TASK TO CARRY OUT. Copy all entries without alteration and skip the pictures they hold.
--- DATA ROWS ---
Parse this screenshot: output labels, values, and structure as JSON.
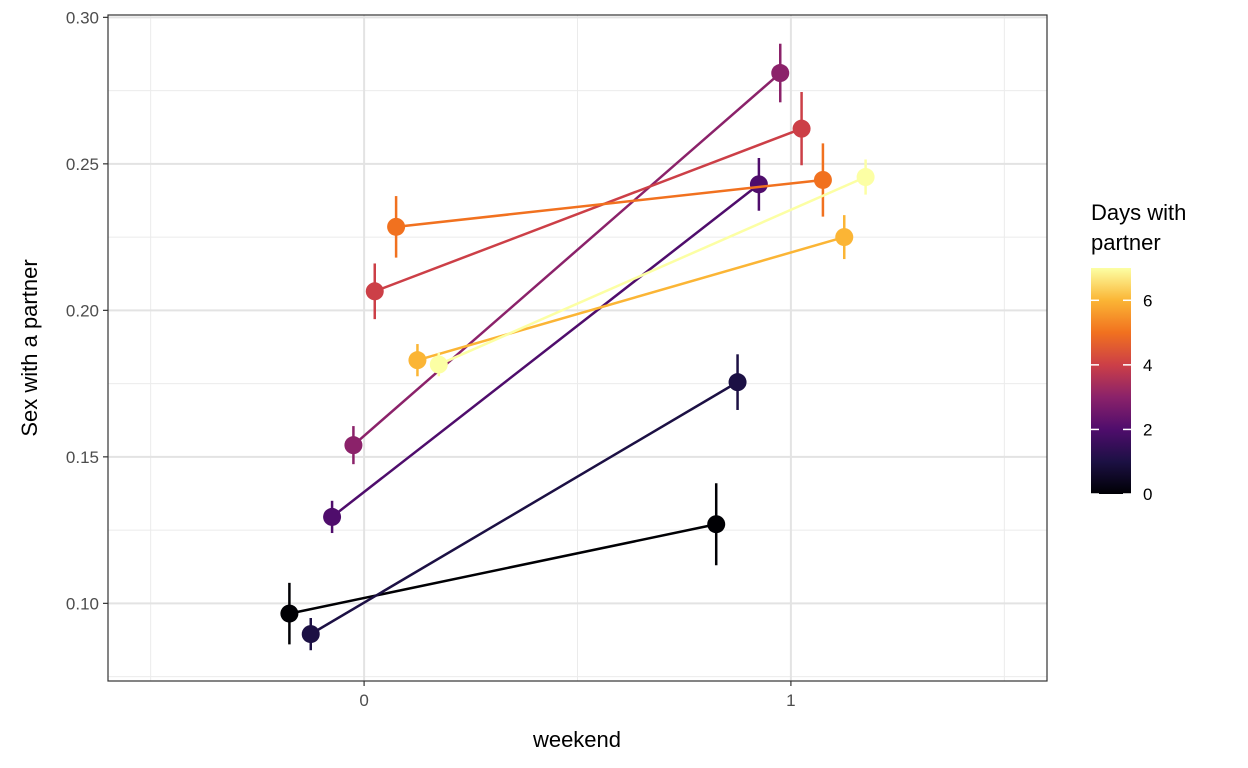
{
  "chart_data": {
    "type": "line",
    "xlabel": "weekend",
    "ylabel": "Sex with a partner",
    "xlim": [
      -0.6,
      1.6
    ],
    "ylim": [
      0.0735,
      0.3008
    ],
    "x_ticks": [
      0,
      1
    ],
    "y_ticks": [
      0.1,
      0.15,
      0.2,
      0.25,
      0.3
    ],
    "y_tick_labels": [
      "0.10",
      "0.15",
      "0.20",
      "0.25",
      "0.30"
    ],
    "grid": true,
    "legend": {
      "title_line1": "Days with",
      "title_line2": "partner",
      "placement": "right",
      "min": 0,
      "max": 7,
      "ticks": [
        0,
        2,
        4,
        6
      ],
      "colormap": "inferno"
    },
    "series": [
      {
        "days": 0,
        "color": "#000004",
        "points": [
          {
            "x": -0.175,
            "y": 0.0965,
            "lo": 0.086,
            "hi": 0.107
          },
          {
            "x": 0.825,
            "y": 0.127,
            "lo": 0.113,
            "hi": 0.141
          }
        ]
      },
      {
        "days": 1,
        "color": "#1c1044",
        "points": [
          {
            "x": -0.125,
            "y": 0.0895,
            "lo": 0.084,
            "hi": 0.095
          },
          {
            "x": 0.875,
            "y": 0.1755,
            "lo": 0.166,
            "hi": 0.185
          }
        ]
      },
      {
        "days": 2,
        "color": "#4f0d6c",
        "points": [
          {
            "x": -0.075,
            "y": 0.1295,
            "lo": 0.124,
            "hi": 0.135
          },
          {
            "x": 0.925,
            "y": 0.243,
            "lo": 0.234,
            "hi": 0.252
          }
        ]
      },
      {
        "days": 3,
        "color": "#8b226a",
        "points": [
          {
            "x": -0.025,
            "y": 0.154,
            "lo": 0.1475,
            "hi": 0.1605
          },
          {
            "x": 0.975,
            "y": 0.281,
            "lo": 0.271,
            "hi": 0.291
          }
        ]
      },
      {
        "days": 4,
        "color": "#cc3f47",
        "points": [
          {
            "x": 0.025,
            "y": 0.2065,
            "lo": 0.197,
            "hi": 0.216
          },
          {
            "x": 1.025,
            "y": 0.262,
            "lo": 0.2495,
            "hi": 0.2745
          }
        ]
      },
      {
        "days": 5,
        "color": "#f1711f",
        "points": [
          {
            "x": 0.075,
            "y": 0.2285,
            "lo": 0.218,
            "hi": 0.239
          },
          {
            "x": 1.075,
            "y": 0.2445,
            "lo": 0.232,
            "hi": 0.257
          }
        ]
      },
      {
        "days": 6,
        "color": "#fbb535",
        "points": [
          {
            "x": 0.125,
            "y": 0.183,
            "lo": 0.1775,
            "hi": 0.1885
          },
          {
            "x": 1.125,
            "y": 0.225,
            "lo": 0.2175,
            "hi": 0.2325
          }
        ]
      },
      {
        "days": 7,
        "color": "#fcffa4",
        "points": [
          {
            "x": 0.175,
            "y": 0.1815,
            "lo": 0.1775,
            "hi": 0.1855
          },
          {
            "x": 1.175,
            "y": 0.2455,
            "lo": 0.2395,
            "hi": 0.2515
          }
        ]
      }
    ]
  }
}
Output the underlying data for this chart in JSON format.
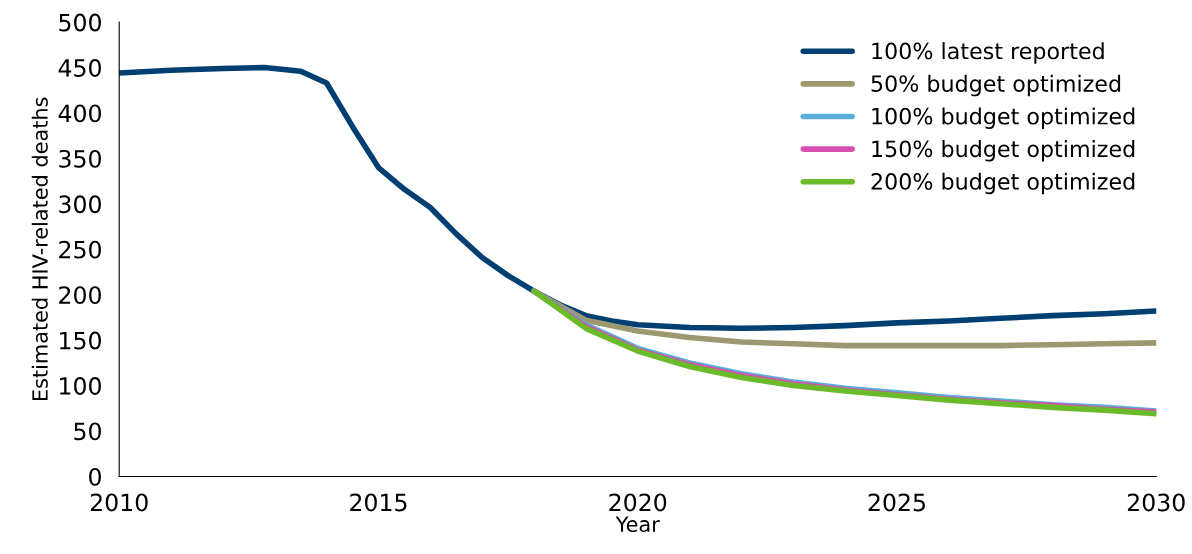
---
EXERCISE SOLUTION.
Parse this screenshot: output labels, values, and structure as JSON.
{
  "chart_data": {
    "type": "line",
    "xlabel": "weekend",
    "ylabel": "Sex with a partner",
    "xlim": [
      -0.6,
      1.6
    ],
    "ylim": [
      0.0735,
      0.3008
    ],
    "x_ticks": [
      0,
      1
    ],
    "y_ticks": [
      0.1,
      0.15,
      0.2,
      0.25,
      0.3
    ],
    "y_tick_labels": [
      "0.10",
      "0.15",
      "0.20",
      "0.25",
      "0.30"
    ],
    "grid": true,
    "legend": {
      "title_line1": "Days with",
      "title_line2": "partner",
      "placement": "right",
      "min": 0,
      "max": 7,
      "ticks": [
        0,
        2,
        4,
        6
      ],
      "colormap": "inferno"
    },
    "series": [
      {
        "days": 0,
        "color": "#000004",
        "points": [
          {
            "x": -0.175,
            "y": 0.0965,
            "lo": 0.086,
            "hi": 0.107
          },
          {
            "x": 0.825,
            "y": 0.127,
            "lo": 0.113,
            "hi": 0.141
          }
        ]
      },
      {
        "days": 1,
        "color": "#1c1044",
        "points": [
          {
            "x": -0.125,
            "y": 0.0895,
            "lo": 0.084,
            "hi": 0.095
          },
          {
            "x": 0.875,
            "y": 0.1755,
            "lo": 0.166,
            "hi": 0.185
          }
        ]
      },
      {
        "days": 2,
        "color": "#4f0d6c",
        "points": [
          {
            "x": -0.075,
            "y": 0.1295,
            "lo": 0.124,
            "hi": 0.135
          },
          {
            "x": 0.925,
            "y": 0.243,
            "lo": 0.234,
            "hi": 0.252
          }
        ]
      },
      {
        "days": 3,
        "color": "#8b226a",
        "points": [
          {
            "x": -0.025,
            "y": 0.154,
            "lo": 0.1475,
            "hi": 0.1605
          },
          {
            "x": 0.975,
            "y": 0.281,
            "lo": 0.271,
            "hi": 0.291
          }
        ]
      },
      {
        "days": 4,
        "color": "#cc3f47",
        "points": [
          {
            "x": 0.025,
            "y": 0.2065,
            "lo": 0.197,
            "hi": 0.216
          },
          {
            "x": 1.025,
            "y": 0.262,
            "lo": 0.2495,
            "hi": 0.2745
          }
        ]
      },
      {
        "days": 5,
        "color": "#f1711f",
        "points": [
          {
            "x": 0.075,
            "y": 0.2285,
            "lo": 0.218,
            "hi": 0.239
          },
          {
            "x": 1.075,
            "y": 0.2445,
            "lo": 0.232,
            "hi": 0.257
          }
        ]
      },
      {
        "days": 6,
        "color": "#fbb535",
        "points": [
          {
            "x": 0.125,
            "y": 0.183,
            "lo": 0.1775,
            "hi": 0.1885
          },
          {
            "x": 1.125,
            "y": 0.225,
            "lo": 0.2175,
            "hi": 0.2325
          }
        ]
      },
      {
        "days": 7,
        "color": "#fcffa4",
        "points": [
          {
            "x": 0.175,
            "y": 0.1815,
            "lo": 0.1775,
            "hi": 0.1855
          },
          {
            "x": 1.175,
            "y": 0.2455,
            "lo": 0.2395,
            "hi": 0.2515
          }
        ]
      }
    ]
  }
}
Output the underlying data for this chart in JSON format.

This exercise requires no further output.